(Data records)
★ ★ ★ ★ ★ ★ ★

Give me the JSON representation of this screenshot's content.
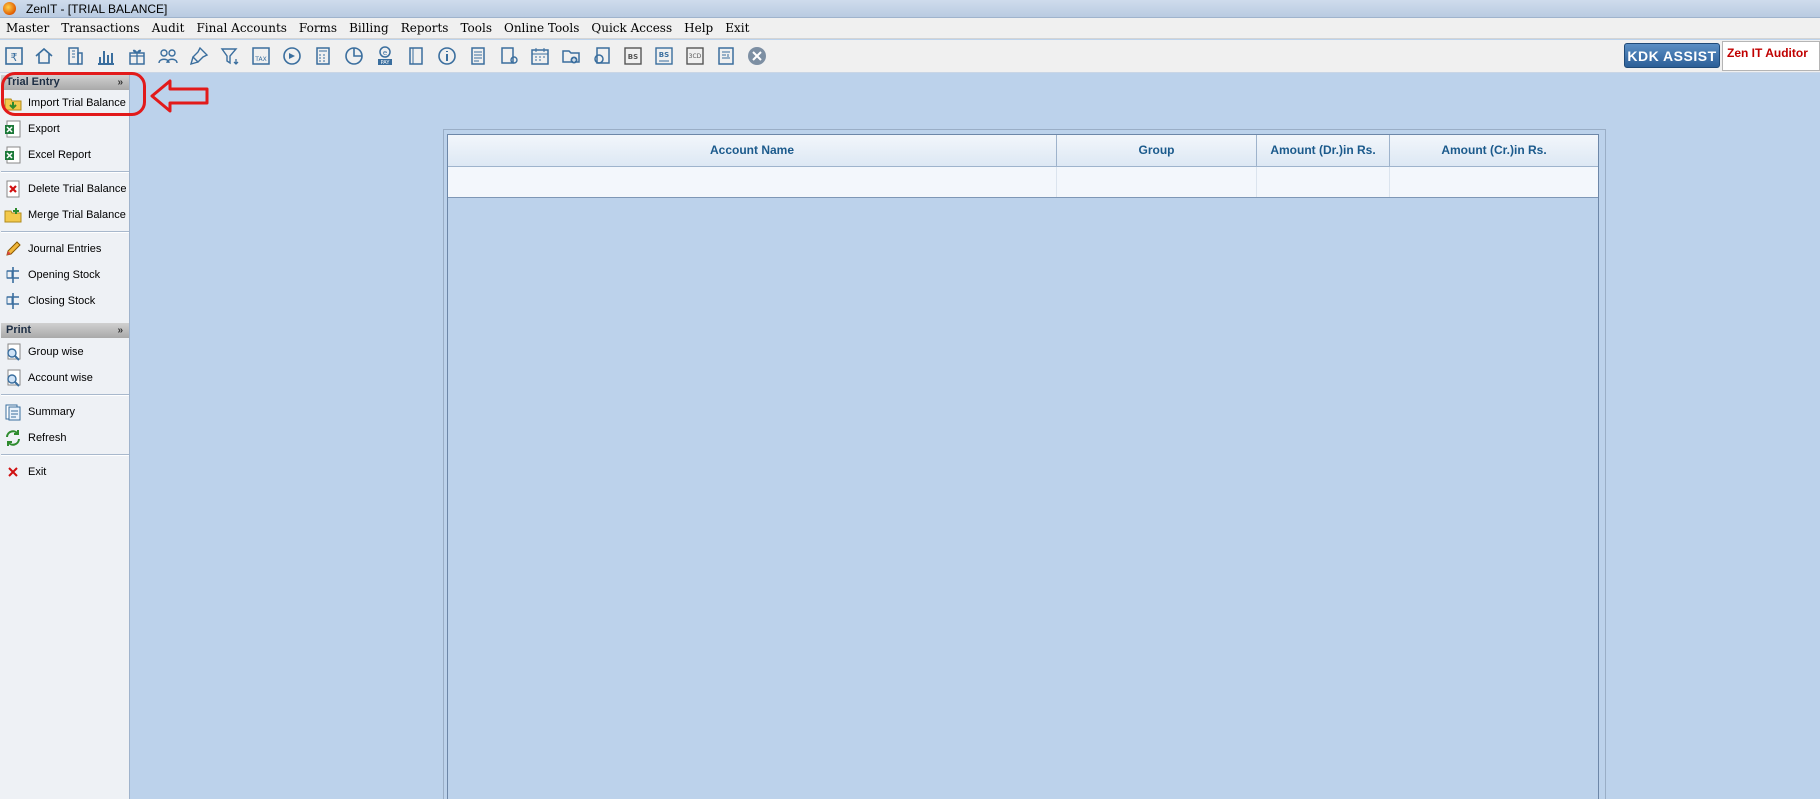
{
  "window": {
    "title": "ZenIT - [TRIAL BALANCE]"
  },
  "menubar": {
    "items": [
      "Master",
      "Transactions",
      "Audit",
      "Final Accounts",
      "Forms",
      "Billing",
      "Reports",
      "Tools",
      "Online Tools",
      "Quick Access",
      "Help",
      "Exit"
    ]
  },
  "toolbar": {
    "icons": [
      "rupee-ledger-icon",
      "home-icon",
      "building-icon",
      "bar-chart-icon",
      "gift-icon",
      "users-icon",
      "pin-icon",
      "filter-icon",
      "tax-icon",
      "pie-refresh-icon",
      "calculator-icon",
      "pie-chart-icon",
      "e-pay-icon",
      "book-icon",
      "info-icon",
      "document-icon",
      "user-document-icon",
      "calendar-icon",
      "folder-add-icon",
      "search-document-icon",
      "bs-icon",
      "bs-report-icon",
      "3cd-icon",
      "form-icon",
      "close-circle-icon"
    ],
    "kdk_assist": "KDK ASSIST",
    "auditor_label": "Zen IT Auditor"
  },
  "sidebar": {
    "sections": [
      {
        "title": "Trial Entry",
        "collapse_glyph": "»",
        "items": [
          {
            "label": "Import Trial Balance",
            "icon": "import-folder-icon"
          },
          {
            "label": "Export",
            "icon": "excel-export-icon"
          },
          {
            "label": "Excel Report",
            "icon": "excel-report-icon"
          },
          {
            "label": "Delete Trial Balance",
            "icon": "delete-document-icon"
          },
          {
            "label": "Merge Trial Balance",
            "icon": "merge-folder-icon"
          },
          {
            "label": "Journal Entries",
            "icon": "pencil-icon"
          },
          {
            "label": "Opening Stock",
            "icon": "stock-icon"
          },
          {
            "label": "Closing Stock",
            "icon": "stock-icon"
          }
        ]
      },
      {
        "title": "Print",
        "collapse_glyph": "»",
        "items": [
          {
            "label": "Group wise",
            "icon": "magnify-document-icon"
          },
          {
            "label": "Account wise",
            "icon": "magnify-document-icon"
          },
          {
            "label": "Summary",
            "icon": "summary-icon"
          },
          {
            "label": "Refresh",
            "icon": "refresh-icon"
          },
          {
            "label": "Exit",
            "icon": "close-x-icon"
          }
        ]
      }
    ]
  },
  "grid": {
    "columns": [
      "Account Name",
      "Group",
      "Amount (Dr.)in Rs.",
      "Amount (Cr.)in Rs."
    ],
    "rows": []
  },
  "colors": {
    "background": "#bcd2eb",
    "header_text": "#1b5a8c",
    "highlight": "#e21a1a",
    "kdk_button": "#2c5f97",
    "auditor_text": "#c00000"
  }
}
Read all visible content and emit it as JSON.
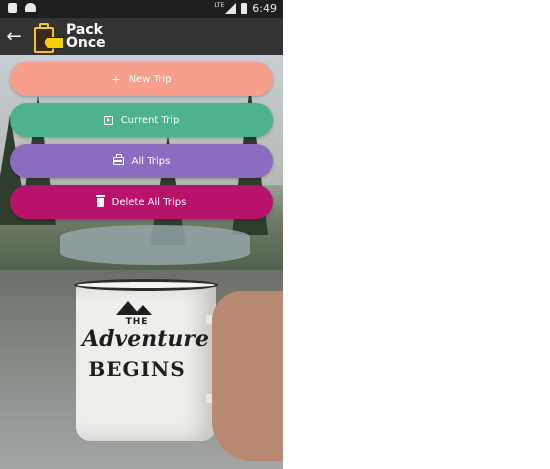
{
  "status_bar": {
    "network": "LTE",
    "time": "6:49"
  },
  "app_bar": {
    "back_icon": "arrow-back-icon",
    "logo_icon": "suitcase-tag-logo",
    "title_line1": "Pack",
    "title_line2": "Once"
  },
  "actions": [
    {
      "label": "New Trip",
      "icon": "plus-icon",
      "color": "#F79F8C"
    },
    {
      "label": "Current Trip",
      "icon": "play-box-icon",
      "color": "#4DB38C"
    },
    {
      "label": "All Trips",
      "icon": "briefcase-icon",
      "color": "#8A6CC1"
    },
    {
      "label": "Delete All Trips",
      "icon": "trash-icon",
      "color": "#B8126B"
    }
  ],
  "background_mug": {
    "line1": "THE",
    "line2": "Adventure",
    "line3": "BEGINS"
  }
}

★ ★ ★ ★ ★ ★ ★

= Do this =
Could you repeat, exactly and with nothing else, the lines from the one containing "Read all visible content and emit it as JSON." through the last line of the records above, leaving out the pictures?

= Reply =
Read all visible content and emit it as JSON.
{
  "status_bar": {
    "network": "LTE",
    "time": "6:49"
  },
  "app_bar": {
    "back_icon": "arrow-back-icon",
    "logo_icon": "suitcase-tag-logo",
    "title_line1": "Pack",
    "title_line2": "Once"
  },
  "actions": [
    {
      "label": "New Trip",
      "icon": "plus-icon",
      "color": "#F79F8C"
    },
    {
      "label": "Current Trip",
      "icon": "play-box-icon",
      "color": "#4DB38C"
    },
    {
      "label": "All Trips",
      "icon": "briefcase-icon",
      "color": "#8A6CC1"
    },
    {
      "label": "Delete All Trips",
      "icon": "trash-icon",
      "color": "#B8126B"
    }
  ],
  "background_mug": {
    "line1": "THE",
    "line2": "Adventure",
    "line3": "BEGINS"
  }
}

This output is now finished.